## ENTRIES SUPPLIED
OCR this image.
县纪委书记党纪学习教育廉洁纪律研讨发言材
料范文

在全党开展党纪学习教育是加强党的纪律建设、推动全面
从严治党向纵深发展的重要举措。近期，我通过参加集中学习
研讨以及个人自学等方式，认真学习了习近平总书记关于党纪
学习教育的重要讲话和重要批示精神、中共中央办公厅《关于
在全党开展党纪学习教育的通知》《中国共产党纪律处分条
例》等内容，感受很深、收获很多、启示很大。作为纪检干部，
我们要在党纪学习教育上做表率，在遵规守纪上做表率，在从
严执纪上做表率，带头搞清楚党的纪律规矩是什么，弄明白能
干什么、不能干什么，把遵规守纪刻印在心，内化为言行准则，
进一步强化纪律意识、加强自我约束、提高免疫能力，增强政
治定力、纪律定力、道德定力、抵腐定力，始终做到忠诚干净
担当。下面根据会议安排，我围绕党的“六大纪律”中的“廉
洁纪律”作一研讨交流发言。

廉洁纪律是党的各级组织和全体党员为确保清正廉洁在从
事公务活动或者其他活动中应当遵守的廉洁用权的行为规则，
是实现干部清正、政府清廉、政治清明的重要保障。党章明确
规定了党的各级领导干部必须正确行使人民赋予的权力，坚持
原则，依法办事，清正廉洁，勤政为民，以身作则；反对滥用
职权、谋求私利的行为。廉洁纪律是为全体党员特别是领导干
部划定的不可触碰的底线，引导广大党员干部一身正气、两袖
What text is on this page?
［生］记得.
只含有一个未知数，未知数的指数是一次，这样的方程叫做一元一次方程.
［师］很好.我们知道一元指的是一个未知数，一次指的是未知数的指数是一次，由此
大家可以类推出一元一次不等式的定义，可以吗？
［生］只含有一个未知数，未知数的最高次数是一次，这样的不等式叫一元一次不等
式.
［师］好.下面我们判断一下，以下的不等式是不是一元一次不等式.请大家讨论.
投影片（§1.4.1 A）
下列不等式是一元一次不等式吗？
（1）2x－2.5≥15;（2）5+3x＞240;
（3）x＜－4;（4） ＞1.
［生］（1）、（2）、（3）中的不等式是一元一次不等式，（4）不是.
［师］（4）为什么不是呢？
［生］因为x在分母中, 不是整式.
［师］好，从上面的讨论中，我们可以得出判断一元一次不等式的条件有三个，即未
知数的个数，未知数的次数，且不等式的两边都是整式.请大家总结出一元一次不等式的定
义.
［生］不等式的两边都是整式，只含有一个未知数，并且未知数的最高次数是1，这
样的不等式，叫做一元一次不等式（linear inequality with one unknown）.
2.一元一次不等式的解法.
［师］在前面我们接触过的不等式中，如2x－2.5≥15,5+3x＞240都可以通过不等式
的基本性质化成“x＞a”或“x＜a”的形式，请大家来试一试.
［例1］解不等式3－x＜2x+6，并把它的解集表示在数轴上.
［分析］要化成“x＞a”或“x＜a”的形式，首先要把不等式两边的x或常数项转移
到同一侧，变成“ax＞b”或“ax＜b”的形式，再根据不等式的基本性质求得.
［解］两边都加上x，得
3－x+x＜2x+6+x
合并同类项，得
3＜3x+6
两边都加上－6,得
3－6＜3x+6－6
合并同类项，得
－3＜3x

## SHORT EXERCISE
Pick out lines containing the word "this", each one as written.

## EXPECTED ANSWER
OCR this image.
What text is on this page?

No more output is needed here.